--- START Data section ---

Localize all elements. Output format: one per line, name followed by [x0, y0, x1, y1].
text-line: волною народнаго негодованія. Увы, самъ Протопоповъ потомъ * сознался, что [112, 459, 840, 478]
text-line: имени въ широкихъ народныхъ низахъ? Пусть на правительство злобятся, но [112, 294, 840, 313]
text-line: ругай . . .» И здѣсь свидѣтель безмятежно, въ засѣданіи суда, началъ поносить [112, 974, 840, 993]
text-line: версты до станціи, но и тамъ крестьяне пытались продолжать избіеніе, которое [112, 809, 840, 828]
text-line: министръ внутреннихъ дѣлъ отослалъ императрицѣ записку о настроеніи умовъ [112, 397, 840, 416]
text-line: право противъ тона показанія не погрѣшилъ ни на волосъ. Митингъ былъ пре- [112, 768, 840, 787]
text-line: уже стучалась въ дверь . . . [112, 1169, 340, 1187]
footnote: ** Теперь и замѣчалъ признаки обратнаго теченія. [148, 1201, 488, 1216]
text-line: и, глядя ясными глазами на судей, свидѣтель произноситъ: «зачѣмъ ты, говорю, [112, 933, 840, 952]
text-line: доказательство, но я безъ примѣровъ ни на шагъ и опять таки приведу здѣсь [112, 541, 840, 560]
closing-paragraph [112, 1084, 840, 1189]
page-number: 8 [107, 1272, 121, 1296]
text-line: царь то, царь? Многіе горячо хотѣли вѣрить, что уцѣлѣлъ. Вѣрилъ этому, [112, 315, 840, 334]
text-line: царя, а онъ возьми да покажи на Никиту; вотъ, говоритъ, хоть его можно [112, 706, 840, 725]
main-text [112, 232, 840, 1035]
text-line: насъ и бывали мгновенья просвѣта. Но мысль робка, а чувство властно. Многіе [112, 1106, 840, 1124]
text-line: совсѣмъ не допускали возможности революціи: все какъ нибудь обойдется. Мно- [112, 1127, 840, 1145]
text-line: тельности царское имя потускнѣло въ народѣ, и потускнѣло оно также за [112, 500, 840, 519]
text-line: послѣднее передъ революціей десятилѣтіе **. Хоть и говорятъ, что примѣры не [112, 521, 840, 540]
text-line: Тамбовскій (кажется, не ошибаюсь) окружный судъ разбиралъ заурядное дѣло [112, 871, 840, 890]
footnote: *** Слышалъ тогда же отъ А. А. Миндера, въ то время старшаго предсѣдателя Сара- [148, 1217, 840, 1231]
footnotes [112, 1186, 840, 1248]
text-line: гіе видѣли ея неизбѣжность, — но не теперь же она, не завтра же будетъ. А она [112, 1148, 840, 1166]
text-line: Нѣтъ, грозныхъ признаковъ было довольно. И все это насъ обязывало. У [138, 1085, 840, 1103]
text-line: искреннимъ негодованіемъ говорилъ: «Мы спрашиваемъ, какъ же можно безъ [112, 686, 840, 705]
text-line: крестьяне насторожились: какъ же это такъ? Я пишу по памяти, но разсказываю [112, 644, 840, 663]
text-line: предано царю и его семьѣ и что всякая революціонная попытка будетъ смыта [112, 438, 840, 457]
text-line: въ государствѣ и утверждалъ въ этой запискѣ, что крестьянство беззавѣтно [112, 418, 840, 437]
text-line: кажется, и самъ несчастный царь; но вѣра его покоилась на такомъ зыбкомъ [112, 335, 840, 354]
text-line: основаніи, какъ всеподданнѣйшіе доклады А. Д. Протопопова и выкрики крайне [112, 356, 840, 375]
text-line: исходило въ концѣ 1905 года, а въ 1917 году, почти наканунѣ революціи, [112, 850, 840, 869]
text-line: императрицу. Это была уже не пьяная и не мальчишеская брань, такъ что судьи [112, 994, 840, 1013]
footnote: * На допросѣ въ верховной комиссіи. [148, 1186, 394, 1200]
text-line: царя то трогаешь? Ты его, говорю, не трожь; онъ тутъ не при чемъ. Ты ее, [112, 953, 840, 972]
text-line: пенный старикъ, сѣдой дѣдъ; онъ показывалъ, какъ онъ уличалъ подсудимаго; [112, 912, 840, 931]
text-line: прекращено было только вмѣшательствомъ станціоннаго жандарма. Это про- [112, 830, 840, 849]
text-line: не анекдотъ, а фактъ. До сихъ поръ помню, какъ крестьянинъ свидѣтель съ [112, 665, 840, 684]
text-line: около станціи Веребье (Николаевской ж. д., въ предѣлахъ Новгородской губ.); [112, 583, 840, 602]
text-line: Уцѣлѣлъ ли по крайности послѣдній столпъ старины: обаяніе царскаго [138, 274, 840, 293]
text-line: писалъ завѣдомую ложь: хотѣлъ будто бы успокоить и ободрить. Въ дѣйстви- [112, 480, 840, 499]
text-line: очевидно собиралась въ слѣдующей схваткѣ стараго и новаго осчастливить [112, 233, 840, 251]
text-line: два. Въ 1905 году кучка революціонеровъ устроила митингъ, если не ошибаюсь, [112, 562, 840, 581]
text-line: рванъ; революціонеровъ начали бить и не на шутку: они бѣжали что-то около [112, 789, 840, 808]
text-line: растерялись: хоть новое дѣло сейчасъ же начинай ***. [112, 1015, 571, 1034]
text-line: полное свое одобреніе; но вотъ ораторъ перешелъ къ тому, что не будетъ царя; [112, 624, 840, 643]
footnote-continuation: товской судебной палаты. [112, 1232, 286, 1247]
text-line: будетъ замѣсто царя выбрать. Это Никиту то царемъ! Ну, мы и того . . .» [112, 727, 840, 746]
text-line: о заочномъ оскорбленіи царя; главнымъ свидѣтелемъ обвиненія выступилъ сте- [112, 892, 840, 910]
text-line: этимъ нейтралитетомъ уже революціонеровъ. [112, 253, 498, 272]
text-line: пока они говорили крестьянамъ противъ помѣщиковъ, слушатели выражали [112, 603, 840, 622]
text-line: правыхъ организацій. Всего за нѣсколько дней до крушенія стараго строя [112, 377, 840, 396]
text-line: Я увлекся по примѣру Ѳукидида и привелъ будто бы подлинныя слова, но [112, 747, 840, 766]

--- END Data section ---

-- Job --
Reproduce the records verbatim, from the first line through the line containing "text-line: тельности царское", both of these lines included.

-- Completed task --
Localize all elements. Output format: one per line, name followed by [x0, y0, x1, y1].
text-line: волною народнаго негодованія. Увы, самъ Протопоповъ потомъ * сознался, что [112, 459, 840, 478]
text-line: имени въ широкихъ народныхъ низахъ? Пусть на правительство злобятся, но [112, 294, 840, 313]
text-line: ругай . . .» И здѣсь свидѣтель безмятежно, въ засѣданіи суда, началъ поносить [112, 974, 840, 993]
text-line: версты до станціи, но и тамъ крестьяне пытались продолжать избіеніе, которое [112, 809, 840, 828]
text-line: министръ внутреннихъ дѣлъ отослалъ императрицѣ записку о настроеніи умовъ [112, 397, 840, 416]
text-line: право противъ тона показанія не погрѣшилъ ни на волосъ. Митингъ былъ пре- [112, 768, 840, 787]
text-line: уже стучалась въ дверь . . . [112, 1169, 340, 1187]
footnote: ** Теперь и замѣчалъ признаки обратнаго теченія. [148, 1201, 488, 1216]
text-line: и, глядя ясными глазами на судей, свидѣтель произноситъ: «зачѣмъ ты, говорю, [112, 933, 840, 952]
text-line: доказательство, но я безъ примѣровъ ни на шагъ и опять таки приведу здѣсь [112, 541, 840, 560]
closing-paragraph [112, 1084, 840, 1189]
page-number: 8 [107, 1272, 121, 1296]
text-line: царь то, царь? Многіе горячо хотѣли вѣрить, что уцѣлѣлъ. Вѣрилъ этому, [112, 315, 840, 334]
text-line: царя, а онъ возьми да покажи на Никиту; вотъ, говоритъ, хоть его можно [112, 706, 840, 725]
main-text [112, 232, 840, 1035]
text-line: насъ и бывали мгновенья просвѣта. Но мысль робка, а чувство властно. Многіе [112, 1106, 840, 1124]
text-line: совсѣмъ не допускали возможности революціи: все какъ нибудь обойдется. Мно- [112, 1127, 840, 1145]
text-line: тельности царское имя потускнѣло въ народѣ, и потускнѣло оно также за [112, 500, 840, 519]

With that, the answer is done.